What is expected> Search the material below for the string "scenario" and extract each line that has it.

Rows from a figure dataset:
----------------------------------------
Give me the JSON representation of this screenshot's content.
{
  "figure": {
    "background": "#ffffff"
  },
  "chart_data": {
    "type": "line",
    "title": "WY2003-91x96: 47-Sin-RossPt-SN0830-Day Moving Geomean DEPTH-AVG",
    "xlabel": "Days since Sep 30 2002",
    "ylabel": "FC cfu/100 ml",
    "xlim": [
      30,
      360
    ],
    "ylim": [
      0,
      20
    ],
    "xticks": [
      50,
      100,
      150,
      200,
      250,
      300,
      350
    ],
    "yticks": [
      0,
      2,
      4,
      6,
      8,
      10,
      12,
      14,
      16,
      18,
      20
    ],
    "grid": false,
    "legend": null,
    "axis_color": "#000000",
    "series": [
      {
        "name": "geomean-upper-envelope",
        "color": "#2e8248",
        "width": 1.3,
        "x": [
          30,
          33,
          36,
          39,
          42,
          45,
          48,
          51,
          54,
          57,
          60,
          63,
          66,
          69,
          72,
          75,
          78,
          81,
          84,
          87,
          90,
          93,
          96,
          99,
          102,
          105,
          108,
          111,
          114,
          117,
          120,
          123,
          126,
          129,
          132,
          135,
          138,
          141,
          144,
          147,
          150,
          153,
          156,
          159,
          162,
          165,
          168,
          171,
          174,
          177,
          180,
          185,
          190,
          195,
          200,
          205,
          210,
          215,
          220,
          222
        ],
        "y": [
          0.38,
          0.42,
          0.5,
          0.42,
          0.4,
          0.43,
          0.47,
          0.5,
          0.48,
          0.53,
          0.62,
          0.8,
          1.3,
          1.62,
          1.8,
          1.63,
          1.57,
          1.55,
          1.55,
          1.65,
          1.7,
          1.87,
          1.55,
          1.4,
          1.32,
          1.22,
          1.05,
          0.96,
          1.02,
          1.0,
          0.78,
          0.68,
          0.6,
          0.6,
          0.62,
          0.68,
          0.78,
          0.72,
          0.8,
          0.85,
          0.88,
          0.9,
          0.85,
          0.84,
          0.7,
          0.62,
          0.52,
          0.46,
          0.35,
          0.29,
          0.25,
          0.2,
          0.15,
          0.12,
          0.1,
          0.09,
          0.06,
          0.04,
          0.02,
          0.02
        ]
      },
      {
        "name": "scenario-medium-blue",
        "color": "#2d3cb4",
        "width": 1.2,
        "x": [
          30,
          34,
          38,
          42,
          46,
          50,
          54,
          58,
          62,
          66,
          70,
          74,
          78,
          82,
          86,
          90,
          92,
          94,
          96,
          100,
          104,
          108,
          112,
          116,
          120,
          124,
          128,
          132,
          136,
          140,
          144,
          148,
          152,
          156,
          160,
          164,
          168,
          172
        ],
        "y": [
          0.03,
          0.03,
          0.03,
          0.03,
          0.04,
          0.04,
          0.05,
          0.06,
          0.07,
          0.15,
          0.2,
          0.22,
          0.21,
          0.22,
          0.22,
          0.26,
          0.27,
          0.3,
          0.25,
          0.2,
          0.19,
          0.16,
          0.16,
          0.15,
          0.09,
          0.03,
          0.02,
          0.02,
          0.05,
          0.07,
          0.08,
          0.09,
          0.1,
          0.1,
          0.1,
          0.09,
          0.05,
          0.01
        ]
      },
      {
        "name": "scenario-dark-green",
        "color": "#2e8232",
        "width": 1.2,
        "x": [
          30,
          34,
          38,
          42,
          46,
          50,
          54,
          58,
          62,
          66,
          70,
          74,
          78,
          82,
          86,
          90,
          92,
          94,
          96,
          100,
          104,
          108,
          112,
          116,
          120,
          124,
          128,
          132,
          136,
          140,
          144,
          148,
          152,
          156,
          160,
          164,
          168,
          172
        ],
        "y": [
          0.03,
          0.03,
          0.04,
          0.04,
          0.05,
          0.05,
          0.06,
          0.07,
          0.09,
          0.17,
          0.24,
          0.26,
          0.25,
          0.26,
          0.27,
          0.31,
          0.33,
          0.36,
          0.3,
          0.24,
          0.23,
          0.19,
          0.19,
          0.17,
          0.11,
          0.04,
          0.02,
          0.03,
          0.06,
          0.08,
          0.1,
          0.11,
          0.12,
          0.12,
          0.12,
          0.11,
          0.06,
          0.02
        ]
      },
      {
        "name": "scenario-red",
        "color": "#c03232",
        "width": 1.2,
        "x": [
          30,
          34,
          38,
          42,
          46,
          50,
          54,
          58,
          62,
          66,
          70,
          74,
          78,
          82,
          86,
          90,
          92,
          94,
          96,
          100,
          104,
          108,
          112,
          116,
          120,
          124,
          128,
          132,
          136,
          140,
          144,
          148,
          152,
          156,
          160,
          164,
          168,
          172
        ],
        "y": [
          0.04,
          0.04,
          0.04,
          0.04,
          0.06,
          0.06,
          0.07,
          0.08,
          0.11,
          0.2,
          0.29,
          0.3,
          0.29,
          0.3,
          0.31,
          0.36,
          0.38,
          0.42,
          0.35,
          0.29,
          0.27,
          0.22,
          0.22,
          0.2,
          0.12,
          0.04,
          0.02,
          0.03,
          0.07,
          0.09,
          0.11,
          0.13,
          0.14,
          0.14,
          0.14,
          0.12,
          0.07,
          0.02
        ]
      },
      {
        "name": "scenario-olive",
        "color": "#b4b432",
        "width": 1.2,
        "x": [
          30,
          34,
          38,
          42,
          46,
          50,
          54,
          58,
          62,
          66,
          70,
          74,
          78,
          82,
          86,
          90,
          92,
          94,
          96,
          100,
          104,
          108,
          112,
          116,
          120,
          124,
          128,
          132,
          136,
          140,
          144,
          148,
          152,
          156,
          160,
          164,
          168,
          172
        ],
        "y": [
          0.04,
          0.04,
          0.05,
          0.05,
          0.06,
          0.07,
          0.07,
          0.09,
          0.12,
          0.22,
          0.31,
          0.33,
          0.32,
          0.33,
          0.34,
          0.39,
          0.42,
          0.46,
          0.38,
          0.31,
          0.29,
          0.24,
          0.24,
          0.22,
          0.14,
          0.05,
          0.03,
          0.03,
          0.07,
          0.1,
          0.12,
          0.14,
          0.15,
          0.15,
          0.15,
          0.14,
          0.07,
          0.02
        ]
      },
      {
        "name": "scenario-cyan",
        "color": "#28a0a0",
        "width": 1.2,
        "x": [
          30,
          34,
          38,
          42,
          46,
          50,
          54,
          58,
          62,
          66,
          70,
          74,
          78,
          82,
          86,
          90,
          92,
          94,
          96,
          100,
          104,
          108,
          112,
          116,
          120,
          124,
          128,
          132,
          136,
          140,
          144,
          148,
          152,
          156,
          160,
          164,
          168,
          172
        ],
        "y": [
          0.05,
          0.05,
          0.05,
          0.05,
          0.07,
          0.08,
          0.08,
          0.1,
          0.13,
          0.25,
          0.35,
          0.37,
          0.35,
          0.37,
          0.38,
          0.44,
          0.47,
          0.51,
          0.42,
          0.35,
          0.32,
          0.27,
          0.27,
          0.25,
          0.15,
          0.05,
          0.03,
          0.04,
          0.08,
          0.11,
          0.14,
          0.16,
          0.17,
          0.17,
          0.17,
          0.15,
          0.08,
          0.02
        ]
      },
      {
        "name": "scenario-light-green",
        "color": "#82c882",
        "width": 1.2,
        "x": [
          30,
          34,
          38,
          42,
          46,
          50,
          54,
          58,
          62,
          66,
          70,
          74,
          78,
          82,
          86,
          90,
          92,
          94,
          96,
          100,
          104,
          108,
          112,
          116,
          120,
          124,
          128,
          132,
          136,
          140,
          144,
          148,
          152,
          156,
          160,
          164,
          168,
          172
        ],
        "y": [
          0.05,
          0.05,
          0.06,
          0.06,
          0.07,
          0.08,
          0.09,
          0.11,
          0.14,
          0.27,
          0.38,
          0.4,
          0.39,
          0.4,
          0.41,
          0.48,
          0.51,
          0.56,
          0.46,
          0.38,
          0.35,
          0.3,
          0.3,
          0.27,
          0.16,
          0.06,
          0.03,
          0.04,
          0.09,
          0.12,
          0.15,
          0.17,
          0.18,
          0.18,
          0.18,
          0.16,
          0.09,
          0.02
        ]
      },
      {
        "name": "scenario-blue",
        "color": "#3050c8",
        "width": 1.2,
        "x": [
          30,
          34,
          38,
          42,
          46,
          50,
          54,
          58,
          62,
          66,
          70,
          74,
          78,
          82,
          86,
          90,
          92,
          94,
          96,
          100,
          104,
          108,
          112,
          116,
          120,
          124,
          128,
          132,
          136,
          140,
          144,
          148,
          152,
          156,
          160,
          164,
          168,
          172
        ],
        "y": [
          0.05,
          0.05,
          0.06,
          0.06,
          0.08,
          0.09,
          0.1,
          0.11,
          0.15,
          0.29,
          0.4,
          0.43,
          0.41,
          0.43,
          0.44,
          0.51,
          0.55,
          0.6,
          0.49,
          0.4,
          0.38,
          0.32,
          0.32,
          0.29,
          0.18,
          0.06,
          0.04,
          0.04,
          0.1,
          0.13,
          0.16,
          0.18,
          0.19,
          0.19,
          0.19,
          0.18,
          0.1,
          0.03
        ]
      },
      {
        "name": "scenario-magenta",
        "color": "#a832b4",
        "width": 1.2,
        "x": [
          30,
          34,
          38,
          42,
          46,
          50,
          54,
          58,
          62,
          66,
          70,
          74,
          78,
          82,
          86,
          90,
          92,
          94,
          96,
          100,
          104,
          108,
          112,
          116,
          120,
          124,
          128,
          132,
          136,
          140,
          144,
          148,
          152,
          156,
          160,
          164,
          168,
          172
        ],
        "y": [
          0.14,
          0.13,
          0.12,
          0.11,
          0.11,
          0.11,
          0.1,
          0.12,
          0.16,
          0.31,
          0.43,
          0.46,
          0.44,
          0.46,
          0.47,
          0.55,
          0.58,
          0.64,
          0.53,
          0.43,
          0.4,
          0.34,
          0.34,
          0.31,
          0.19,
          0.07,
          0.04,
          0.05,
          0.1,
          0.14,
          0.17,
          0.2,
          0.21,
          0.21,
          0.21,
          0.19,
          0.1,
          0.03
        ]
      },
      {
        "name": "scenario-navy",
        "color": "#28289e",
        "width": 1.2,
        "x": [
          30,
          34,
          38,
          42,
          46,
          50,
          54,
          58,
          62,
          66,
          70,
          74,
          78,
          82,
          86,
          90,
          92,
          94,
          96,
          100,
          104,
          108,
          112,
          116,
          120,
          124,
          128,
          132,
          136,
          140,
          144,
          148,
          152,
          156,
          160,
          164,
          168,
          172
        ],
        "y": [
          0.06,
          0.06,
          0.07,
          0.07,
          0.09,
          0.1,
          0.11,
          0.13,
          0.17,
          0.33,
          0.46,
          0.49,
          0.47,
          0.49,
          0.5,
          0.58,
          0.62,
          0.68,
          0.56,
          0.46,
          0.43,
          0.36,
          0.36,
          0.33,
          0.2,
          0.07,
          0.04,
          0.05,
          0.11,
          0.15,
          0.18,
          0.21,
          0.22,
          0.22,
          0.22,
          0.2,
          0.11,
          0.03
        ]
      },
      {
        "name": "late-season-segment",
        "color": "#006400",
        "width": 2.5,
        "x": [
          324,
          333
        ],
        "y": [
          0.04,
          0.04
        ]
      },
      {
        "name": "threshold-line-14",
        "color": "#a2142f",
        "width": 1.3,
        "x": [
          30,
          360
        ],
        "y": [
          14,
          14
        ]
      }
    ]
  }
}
----------------------------------------
Task response>
        "name": "scenario-medium-blue",
        "name": "scenario-dark-green",
        "name": "scenario-red",
        "name": "scenario-olive",
        "name": "scenario-cyan",
        "name": "scenario-light-green",
        "name": "scenario-blue",
        "name": "scenario-magenta",
        "name": "scenario-navy",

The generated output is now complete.